Directions for this task:
Begin at the line with "Give me the" and output every line through the end of the records, exactly as given. Omit pictures.

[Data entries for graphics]
——

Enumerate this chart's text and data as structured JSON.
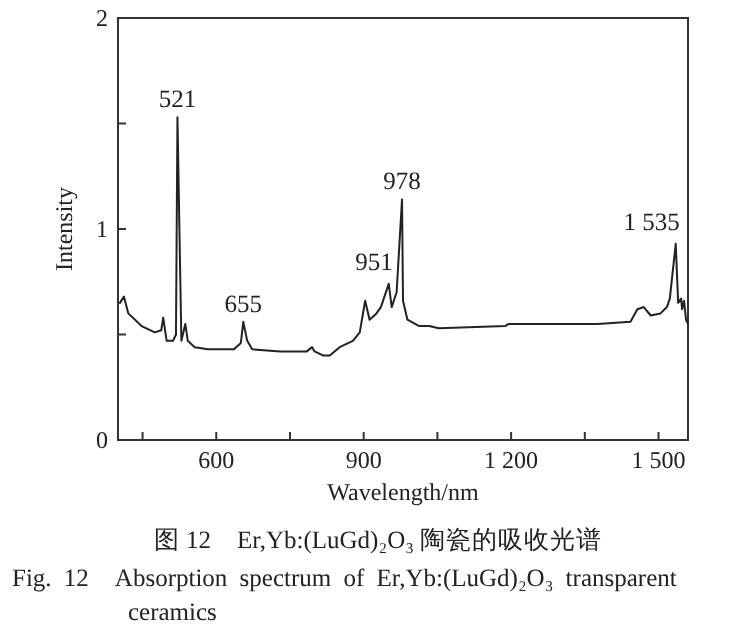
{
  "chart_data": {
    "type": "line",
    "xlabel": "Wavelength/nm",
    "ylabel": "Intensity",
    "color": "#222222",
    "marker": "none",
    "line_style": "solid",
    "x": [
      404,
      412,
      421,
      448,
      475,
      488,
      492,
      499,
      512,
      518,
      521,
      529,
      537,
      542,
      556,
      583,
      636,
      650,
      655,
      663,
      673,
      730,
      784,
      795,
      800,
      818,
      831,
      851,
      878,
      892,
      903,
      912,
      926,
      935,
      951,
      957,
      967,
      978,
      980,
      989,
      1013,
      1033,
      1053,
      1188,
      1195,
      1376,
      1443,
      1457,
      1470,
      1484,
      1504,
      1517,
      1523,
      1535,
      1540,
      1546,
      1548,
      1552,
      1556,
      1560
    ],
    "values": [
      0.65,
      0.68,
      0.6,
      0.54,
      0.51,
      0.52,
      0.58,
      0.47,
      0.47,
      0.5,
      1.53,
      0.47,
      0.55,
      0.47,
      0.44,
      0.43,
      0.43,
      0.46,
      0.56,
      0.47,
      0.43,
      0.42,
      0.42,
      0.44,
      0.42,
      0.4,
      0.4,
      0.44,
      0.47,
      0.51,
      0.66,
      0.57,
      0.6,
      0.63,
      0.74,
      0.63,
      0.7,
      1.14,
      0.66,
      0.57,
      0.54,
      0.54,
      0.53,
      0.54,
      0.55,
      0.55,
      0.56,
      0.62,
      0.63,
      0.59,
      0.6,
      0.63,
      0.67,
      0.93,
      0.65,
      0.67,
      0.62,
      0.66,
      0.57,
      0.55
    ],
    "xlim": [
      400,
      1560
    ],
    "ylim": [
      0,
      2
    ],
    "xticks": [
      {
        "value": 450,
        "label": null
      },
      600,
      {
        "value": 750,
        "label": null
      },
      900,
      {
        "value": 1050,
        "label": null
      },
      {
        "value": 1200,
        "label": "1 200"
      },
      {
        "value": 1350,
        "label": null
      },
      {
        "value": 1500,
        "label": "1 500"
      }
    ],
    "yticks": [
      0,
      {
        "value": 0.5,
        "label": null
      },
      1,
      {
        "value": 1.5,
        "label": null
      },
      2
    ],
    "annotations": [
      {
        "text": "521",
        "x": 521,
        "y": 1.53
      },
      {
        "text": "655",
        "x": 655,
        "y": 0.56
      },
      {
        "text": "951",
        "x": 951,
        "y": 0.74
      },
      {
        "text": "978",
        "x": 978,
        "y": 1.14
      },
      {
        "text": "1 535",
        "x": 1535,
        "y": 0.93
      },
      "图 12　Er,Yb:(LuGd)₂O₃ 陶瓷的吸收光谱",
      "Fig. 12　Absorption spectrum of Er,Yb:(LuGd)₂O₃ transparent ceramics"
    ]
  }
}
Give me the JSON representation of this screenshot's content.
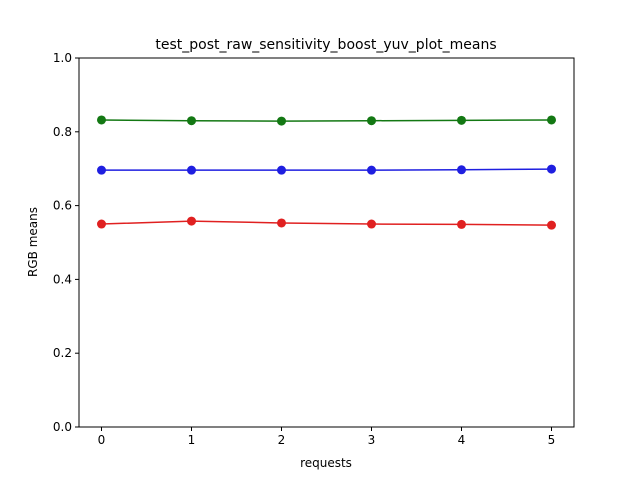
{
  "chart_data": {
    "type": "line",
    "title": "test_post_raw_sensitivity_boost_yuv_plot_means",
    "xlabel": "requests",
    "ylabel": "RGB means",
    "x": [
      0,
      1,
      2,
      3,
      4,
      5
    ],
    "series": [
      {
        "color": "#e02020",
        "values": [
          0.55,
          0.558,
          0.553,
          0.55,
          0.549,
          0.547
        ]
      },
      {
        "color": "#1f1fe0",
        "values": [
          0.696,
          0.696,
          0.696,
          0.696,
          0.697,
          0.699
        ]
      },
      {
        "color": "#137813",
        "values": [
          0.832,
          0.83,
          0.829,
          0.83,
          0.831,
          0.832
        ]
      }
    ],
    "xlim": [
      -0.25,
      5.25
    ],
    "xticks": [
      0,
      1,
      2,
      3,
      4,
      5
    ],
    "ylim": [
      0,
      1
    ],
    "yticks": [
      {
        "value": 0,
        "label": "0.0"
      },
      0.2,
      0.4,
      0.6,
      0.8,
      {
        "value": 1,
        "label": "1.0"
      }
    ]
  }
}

——

The result:
Give me the JSON representation of this screenshot's content.
{
  "chart_data": {
    "type": "line",
    "title": "test_post_raw_sensitivity_boost_yuv_plot_means",
    "xlabel": "requests",
    "ylabel": "RGB means",
    "x": [
      0,
      1,
      2,
      3,
      4,
      5
    ],
    "series": [
      {
        "color": "#e02020",
        "values": [
          0.55,
          0.558,
          0.553,
          0.55,
          0.549,
          0.547
        ]
      },
      {
        "color": "#1f1fe0",
        "values": [
          0.696,
          0.696,
          0.696,
          0.696,
          0.697,
          0.699
        ]
      },
      {
        "color": "#137813",
        "values": [
          0.832,
          0.83,
          0.829,
          0.83,
          0.831,
          0.832
        ]
      }
    ],
    "xlim": [
      -0.25,
      5.25
    ],
    "xticks": [
      0,
      1,
      2,
      3,
      4,
      5
    ],
    "ylim": [
      0,
      1
    ],
    "yticks": [
      {
        "value": 0,
        "label": "0.0"
      },
      0.2,
      0.4,
      0.6,
      0.8,
      {
        "value": 1,
        "label": "1.0"
      }
    ]
  }
}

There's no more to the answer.